## Problem requirements
Return the lines of the following material unchanged, starting with its first line and going on through the line that contains "entry-text: அ.சுந்தர், 3/514, 2–வது", with both of those lines included.

## Record set
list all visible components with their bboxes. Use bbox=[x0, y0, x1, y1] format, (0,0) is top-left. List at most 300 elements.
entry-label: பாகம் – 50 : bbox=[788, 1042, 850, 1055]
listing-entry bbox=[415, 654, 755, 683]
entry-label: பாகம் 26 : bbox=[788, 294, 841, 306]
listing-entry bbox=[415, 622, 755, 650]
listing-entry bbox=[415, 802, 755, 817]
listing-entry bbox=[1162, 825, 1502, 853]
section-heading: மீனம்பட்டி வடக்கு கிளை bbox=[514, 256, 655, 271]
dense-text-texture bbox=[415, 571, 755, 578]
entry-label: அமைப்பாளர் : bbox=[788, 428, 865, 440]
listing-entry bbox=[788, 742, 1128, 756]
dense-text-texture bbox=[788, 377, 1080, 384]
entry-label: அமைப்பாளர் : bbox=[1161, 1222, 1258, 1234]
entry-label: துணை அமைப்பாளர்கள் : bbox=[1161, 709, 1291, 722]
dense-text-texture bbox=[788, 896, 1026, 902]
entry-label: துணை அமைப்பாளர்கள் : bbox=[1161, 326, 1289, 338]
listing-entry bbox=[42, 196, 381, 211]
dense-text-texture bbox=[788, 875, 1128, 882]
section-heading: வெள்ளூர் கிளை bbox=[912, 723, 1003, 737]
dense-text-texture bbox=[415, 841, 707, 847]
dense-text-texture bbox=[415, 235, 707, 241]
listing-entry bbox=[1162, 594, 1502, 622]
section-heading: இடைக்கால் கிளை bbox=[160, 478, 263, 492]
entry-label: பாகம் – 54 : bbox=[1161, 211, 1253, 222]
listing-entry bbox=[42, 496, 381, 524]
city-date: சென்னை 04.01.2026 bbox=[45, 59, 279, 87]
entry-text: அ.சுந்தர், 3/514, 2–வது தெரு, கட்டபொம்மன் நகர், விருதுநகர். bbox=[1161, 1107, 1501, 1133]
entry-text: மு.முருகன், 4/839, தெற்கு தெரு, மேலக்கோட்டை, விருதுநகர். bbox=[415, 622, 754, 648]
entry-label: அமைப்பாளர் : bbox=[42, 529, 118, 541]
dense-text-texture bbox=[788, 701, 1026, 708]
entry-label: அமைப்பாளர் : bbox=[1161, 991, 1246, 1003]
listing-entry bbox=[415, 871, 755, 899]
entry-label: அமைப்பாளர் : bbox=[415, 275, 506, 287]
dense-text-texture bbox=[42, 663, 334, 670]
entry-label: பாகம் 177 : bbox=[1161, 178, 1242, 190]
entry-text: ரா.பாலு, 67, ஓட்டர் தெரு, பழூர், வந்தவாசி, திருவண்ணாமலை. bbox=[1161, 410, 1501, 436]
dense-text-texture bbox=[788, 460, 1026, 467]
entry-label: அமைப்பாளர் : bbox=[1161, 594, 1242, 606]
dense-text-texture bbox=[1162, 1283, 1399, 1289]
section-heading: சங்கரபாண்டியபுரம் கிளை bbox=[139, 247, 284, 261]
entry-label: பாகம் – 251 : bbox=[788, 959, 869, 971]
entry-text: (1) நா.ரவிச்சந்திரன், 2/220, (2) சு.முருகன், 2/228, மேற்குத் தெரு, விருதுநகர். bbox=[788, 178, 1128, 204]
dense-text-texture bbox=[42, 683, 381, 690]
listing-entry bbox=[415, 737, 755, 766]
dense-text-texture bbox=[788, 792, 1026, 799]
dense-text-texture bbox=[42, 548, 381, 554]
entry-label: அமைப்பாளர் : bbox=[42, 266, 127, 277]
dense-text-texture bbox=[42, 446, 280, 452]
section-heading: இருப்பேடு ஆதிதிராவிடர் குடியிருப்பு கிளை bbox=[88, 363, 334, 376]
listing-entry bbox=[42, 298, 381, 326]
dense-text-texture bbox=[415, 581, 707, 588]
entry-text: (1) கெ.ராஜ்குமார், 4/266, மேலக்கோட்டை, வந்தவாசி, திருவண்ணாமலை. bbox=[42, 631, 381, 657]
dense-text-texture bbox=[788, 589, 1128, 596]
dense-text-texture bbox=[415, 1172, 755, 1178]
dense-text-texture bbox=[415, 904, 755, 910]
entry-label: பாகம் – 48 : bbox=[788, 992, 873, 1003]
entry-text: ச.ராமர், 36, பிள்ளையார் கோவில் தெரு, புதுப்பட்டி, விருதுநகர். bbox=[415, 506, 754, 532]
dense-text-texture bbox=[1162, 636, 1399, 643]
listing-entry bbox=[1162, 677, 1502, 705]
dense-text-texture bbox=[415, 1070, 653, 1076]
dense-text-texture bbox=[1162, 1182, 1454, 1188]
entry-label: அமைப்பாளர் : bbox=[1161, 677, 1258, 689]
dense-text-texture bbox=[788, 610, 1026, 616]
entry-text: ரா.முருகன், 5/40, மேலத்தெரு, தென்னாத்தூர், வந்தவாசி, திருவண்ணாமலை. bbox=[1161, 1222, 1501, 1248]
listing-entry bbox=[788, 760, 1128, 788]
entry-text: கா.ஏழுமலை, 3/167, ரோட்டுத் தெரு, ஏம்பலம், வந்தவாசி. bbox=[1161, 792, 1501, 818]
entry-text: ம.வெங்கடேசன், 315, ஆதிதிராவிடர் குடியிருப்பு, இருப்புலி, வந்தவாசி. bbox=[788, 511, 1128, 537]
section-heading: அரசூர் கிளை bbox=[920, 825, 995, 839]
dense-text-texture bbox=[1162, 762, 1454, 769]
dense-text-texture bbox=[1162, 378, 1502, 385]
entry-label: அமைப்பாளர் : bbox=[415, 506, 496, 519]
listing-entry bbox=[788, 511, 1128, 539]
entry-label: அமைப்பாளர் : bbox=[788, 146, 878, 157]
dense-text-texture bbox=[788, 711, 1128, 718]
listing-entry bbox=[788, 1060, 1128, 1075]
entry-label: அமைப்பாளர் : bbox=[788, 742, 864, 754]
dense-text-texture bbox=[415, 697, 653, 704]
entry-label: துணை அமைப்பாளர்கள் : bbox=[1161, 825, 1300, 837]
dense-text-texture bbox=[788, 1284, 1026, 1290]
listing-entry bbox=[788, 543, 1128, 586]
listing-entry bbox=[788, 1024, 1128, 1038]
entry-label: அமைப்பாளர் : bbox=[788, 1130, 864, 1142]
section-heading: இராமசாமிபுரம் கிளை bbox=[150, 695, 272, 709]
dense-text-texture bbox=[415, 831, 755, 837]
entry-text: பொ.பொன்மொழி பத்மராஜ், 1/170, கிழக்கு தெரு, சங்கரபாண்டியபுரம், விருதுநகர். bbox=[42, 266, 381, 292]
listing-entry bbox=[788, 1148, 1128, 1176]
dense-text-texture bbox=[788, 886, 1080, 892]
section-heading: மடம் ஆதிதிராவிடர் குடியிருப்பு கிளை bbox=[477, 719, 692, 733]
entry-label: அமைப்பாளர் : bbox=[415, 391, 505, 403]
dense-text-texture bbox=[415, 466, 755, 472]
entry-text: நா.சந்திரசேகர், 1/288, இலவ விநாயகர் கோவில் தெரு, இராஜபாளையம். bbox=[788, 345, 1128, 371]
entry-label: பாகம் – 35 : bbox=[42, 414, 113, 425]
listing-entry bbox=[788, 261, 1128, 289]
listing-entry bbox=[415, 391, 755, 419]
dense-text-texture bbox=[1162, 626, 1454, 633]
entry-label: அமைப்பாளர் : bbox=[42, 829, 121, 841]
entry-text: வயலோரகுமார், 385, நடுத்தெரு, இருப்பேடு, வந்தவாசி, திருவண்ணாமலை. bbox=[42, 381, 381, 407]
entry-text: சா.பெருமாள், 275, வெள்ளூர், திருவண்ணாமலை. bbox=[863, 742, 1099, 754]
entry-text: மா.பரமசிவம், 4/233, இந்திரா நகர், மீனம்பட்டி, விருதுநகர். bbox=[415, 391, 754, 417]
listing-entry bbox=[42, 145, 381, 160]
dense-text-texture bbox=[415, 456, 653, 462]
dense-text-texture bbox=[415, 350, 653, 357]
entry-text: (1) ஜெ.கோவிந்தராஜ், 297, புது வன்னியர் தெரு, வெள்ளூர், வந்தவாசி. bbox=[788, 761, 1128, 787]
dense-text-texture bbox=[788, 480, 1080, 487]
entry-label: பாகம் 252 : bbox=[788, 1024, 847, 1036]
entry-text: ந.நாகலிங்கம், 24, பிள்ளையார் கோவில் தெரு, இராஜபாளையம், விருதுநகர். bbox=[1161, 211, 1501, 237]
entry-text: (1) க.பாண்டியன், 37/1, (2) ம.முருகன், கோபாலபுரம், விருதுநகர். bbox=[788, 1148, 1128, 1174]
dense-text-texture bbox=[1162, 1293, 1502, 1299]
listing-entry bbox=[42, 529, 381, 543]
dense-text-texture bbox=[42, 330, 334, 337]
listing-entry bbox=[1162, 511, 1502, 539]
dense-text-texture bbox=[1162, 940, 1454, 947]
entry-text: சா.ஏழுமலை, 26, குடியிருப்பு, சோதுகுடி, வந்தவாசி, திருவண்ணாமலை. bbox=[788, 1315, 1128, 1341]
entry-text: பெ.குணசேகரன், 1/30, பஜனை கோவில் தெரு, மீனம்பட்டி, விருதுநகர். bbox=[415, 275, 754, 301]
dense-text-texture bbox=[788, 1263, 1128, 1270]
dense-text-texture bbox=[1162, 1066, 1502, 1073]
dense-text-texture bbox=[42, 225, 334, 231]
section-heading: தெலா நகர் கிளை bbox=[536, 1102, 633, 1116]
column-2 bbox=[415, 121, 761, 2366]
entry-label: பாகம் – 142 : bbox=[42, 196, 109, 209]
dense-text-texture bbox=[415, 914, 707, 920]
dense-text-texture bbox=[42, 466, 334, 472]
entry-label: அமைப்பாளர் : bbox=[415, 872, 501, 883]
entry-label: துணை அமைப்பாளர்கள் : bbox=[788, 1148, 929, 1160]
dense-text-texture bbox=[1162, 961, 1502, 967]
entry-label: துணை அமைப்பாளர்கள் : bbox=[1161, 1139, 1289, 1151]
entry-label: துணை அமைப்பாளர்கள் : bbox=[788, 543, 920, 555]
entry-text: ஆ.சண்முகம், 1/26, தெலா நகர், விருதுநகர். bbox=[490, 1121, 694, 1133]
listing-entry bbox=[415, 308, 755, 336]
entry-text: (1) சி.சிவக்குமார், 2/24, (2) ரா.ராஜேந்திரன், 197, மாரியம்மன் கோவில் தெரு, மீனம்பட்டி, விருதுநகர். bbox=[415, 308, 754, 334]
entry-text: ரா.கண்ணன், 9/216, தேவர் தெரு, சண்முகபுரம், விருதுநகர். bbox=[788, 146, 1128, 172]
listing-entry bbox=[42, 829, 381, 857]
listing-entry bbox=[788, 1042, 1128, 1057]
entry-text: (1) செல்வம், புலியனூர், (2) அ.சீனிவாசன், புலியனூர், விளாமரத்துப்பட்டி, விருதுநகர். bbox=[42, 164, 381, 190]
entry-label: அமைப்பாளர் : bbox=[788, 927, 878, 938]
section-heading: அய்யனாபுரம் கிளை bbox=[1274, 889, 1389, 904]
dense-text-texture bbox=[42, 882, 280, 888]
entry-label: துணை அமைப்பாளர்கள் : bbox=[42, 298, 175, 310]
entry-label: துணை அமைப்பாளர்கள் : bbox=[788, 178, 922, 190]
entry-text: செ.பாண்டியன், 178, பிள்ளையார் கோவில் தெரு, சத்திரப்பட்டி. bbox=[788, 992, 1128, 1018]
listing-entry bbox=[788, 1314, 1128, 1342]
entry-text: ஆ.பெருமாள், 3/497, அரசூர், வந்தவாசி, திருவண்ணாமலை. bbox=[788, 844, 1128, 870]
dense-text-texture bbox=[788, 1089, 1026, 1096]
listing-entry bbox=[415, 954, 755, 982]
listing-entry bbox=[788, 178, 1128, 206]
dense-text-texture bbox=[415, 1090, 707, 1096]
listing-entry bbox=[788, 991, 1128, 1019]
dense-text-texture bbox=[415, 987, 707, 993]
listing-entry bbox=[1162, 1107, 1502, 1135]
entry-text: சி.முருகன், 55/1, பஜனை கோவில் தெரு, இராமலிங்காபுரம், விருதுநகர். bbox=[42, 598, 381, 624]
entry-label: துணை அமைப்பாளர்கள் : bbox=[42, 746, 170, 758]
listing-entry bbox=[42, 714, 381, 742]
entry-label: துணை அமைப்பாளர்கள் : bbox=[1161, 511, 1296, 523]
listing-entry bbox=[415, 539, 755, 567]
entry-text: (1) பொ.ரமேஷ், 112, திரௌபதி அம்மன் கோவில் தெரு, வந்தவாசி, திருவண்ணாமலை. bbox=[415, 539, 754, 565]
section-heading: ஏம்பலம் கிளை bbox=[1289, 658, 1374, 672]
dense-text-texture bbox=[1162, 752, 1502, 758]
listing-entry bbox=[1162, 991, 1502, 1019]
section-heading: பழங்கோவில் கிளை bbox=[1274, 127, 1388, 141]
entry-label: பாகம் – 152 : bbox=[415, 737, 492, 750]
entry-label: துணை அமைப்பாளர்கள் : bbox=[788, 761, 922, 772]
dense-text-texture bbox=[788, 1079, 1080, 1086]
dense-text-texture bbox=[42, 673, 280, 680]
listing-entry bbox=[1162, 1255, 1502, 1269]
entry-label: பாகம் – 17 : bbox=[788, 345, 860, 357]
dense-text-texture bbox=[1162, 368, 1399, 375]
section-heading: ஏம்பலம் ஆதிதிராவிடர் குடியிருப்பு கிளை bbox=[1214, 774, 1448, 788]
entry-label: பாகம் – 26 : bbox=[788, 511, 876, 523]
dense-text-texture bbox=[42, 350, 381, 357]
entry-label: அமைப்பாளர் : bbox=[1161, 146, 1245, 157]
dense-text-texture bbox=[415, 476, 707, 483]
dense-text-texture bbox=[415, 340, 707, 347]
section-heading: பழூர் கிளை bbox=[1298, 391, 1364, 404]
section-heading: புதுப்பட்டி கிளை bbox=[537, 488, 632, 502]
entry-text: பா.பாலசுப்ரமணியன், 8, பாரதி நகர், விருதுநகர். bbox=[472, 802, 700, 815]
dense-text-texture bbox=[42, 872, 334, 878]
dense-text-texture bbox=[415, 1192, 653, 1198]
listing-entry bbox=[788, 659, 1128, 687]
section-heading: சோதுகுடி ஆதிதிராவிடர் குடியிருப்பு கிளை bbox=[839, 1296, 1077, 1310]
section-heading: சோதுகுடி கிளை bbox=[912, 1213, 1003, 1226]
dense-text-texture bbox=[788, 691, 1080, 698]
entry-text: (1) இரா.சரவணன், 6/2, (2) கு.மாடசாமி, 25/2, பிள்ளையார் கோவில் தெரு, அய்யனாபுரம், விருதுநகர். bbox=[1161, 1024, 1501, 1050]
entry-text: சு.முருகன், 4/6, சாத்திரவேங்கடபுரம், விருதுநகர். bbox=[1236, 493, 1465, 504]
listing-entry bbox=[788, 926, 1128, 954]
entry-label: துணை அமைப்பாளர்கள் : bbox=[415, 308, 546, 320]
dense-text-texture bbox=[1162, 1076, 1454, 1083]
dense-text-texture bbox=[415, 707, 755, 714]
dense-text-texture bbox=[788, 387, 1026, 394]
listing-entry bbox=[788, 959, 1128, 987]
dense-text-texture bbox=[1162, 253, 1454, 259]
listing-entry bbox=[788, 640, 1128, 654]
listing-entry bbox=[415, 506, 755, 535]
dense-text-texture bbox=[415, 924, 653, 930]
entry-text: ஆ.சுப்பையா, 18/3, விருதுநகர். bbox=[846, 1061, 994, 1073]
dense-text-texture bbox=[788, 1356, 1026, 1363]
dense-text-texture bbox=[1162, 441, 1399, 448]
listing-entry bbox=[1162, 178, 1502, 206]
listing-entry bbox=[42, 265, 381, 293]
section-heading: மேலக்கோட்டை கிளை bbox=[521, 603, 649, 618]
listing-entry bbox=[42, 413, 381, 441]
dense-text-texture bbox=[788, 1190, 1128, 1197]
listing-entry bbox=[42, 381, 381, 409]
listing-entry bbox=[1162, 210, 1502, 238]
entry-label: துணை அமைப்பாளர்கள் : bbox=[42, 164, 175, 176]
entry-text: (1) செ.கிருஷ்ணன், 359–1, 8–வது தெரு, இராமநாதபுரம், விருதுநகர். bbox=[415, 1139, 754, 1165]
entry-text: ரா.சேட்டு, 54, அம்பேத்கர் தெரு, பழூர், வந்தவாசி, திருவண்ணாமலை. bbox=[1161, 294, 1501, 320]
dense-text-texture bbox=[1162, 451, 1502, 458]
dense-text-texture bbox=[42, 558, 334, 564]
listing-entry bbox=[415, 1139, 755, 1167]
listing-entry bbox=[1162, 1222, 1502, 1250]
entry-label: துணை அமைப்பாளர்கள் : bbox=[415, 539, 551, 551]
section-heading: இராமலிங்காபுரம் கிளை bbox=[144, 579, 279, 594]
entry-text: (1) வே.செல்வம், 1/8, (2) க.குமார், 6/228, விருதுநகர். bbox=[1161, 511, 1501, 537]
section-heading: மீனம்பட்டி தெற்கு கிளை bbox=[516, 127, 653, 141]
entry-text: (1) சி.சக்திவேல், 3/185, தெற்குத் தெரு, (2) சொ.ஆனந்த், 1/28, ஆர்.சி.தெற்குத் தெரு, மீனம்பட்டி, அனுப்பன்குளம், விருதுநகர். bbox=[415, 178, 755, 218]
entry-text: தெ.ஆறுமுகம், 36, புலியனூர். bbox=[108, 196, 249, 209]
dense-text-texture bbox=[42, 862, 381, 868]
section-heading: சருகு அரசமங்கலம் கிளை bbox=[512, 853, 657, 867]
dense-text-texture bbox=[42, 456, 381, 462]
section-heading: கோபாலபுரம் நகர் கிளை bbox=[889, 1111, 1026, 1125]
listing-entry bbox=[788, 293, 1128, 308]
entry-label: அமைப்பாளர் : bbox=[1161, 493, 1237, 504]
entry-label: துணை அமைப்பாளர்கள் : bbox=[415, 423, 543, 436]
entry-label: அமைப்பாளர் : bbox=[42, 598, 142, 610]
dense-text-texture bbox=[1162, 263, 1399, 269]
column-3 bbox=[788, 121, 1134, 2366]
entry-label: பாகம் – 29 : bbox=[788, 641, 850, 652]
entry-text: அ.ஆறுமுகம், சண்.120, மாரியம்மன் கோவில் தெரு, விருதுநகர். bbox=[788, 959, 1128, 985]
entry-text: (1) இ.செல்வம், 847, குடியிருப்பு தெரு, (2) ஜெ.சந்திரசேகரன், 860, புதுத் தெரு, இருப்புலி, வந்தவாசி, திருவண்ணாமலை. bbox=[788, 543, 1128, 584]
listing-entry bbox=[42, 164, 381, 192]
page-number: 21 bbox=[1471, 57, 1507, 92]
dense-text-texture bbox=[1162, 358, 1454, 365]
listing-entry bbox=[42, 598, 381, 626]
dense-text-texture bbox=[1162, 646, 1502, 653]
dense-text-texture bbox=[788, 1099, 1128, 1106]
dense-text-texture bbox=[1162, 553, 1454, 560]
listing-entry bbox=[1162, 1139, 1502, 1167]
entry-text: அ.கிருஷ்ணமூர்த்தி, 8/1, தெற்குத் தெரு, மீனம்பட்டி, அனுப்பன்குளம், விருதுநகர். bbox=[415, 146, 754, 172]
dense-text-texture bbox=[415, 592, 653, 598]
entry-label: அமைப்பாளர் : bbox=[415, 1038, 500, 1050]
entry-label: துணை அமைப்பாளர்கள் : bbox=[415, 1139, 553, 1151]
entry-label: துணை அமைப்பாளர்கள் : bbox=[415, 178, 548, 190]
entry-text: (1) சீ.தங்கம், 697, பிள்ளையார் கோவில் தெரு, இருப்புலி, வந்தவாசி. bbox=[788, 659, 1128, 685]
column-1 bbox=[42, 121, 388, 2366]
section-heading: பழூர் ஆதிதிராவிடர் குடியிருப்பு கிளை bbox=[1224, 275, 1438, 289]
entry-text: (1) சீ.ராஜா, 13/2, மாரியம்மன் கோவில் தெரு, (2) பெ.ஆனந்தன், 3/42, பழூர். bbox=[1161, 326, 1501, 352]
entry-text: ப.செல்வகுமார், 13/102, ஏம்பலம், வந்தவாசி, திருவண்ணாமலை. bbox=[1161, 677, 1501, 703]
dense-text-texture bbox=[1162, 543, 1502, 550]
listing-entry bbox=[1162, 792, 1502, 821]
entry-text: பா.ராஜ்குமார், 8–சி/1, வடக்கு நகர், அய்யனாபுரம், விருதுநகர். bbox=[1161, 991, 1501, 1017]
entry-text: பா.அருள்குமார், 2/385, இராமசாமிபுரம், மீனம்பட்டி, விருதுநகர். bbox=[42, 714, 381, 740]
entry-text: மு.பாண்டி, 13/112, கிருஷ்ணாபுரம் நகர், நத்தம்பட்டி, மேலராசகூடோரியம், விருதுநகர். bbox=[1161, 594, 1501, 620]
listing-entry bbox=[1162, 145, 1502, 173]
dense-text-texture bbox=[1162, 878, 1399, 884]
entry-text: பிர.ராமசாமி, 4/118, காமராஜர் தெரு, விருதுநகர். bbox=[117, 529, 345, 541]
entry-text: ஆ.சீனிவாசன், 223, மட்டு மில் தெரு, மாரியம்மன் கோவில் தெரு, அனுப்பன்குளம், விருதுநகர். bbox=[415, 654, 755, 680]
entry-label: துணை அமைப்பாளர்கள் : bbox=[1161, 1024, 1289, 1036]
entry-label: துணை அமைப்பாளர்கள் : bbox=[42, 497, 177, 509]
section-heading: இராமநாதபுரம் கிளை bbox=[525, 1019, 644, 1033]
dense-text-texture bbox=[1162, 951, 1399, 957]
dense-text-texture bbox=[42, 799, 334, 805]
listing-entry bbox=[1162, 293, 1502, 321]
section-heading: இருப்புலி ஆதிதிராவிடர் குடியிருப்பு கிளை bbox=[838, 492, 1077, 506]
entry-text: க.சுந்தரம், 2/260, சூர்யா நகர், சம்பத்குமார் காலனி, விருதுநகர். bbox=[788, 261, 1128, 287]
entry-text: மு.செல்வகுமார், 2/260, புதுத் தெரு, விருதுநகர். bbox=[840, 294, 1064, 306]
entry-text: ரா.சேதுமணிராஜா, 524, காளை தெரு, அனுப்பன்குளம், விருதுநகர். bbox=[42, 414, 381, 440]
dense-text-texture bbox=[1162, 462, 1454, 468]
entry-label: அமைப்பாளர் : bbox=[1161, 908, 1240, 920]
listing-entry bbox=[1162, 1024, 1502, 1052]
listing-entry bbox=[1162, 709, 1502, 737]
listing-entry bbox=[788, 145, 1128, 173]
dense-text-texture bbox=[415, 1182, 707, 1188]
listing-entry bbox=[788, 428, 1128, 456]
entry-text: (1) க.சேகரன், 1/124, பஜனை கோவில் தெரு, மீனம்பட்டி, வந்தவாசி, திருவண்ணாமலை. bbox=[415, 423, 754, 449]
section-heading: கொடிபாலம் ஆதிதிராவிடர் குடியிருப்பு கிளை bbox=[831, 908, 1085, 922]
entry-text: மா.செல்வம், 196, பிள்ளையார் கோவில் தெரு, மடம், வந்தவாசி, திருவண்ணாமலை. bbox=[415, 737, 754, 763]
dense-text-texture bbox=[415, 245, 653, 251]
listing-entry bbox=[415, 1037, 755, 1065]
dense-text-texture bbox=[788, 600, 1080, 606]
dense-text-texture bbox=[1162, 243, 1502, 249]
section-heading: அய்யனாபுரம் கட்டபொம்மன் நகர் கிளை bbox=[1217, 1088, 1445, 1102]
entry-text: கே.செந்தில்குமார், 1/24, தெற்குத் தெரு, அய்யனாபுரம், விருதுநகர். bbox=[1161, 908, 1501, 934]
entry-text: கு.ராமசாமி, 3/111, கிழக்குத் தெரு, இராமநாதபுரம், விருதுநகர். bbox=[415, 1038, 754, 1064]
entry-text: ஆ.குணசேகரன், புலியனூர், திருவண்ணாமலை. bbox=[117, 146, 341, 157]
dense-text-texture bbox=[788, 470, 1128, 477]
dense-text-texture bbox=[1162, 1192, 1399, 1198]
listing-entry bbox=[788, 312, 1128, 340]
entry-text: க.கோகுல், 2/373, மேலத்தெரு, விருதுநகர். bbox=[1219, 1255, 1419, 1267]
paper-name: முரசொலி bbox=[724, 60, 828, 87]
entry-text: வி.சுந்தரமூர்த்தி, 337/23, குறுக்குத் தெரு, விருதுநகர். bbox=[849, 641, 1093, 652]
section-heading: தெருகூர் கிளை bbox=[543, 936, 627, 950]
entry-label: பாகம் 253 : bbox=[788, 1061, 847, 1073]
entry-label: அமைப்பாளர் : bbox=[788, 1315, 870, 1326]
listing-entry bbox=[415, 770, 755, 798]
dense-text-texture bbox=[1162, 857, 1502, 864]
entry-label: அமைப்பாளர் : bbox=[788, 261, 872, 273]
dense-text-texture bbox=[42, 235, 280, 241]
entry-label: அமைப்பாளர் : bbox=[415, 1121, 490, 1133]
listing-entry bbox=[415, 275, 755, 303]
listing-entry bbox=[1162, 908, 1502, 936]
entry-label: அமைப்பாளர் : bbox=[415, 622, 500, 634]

## Solution for this task
list all visible components with their bboxes. Use bbox=[x0, y0, x1, y1] format, (0,0) is top-left. List at most 300 elements.
entry-label: பாகம் – 50 : bbox=[788, 1042, 850, 1055]
listing-entry bbox=[415, 654, 755, 683]
entry-label: பாகம் 26 : bbox=[788, 294, 841, 306]
listing-entry bbox=[415, 622, 755, 650]
listing-entry bbox=[415, 802, 755, 817]
listing-entry bbox=[1162, 825, 1502, 853]
section-heading: மீனம்பட்டி வடக்கு கிளை bbox=[514, 256, 655, 271]
dense-text-texture bbox=[415, 571, 755, 578]
entry-label: அமைப்பாளர் : bbox=[788, 428, 865, 440]
listing-entry bbox=[788, 742, 1128, 756]
dense-text-texture bbox=[788, 377, 1080, 384]
entry-label: அமைப்பாளர் : bbox=[1161, 1222, 1258, 1234]
entry-label: துணை அமைப்பாளர்கள் : bbox=[1161, 709, 1291, 722]
dense-text-texture bbox=[788, 896, 1026, 902]
entry-label: துணை அமைப்பாளர்கள் : bbox=[1161, 326, 1289, 338]
listing-entry bbox=[42, 196, 381, 211]
dense-text-texture bbox=[788, 875, 1128, 882]
section-heading: வெள்ளூர் கிளை bbox=[912, 723, 1003, 737]
dense-text-texture bbox=[415, 841, 707, 847]
dense-text-texture bbox=[415, 235, 707, 241]
listing-entry bbox=[1162, 594, 1502, 622]
section-heading: இடைக்கால் கிளை bbox=[160, 478, 263, 492]
entry-label: பாகம் – 54 : bbox=[1161, 211, 1253, 222]
listing-entry bbox=[42, 496, 381, 524]
city-date: சென்னை 04.01.2026 bbox=[45, 59, 279, 87]
entry-text: அ.சுந்தர், 3/514, 2–வது தெரு, கட்டபொம்மன் நகர், விருதுநகர். bbox=[1161, 1107, 1501, 1133]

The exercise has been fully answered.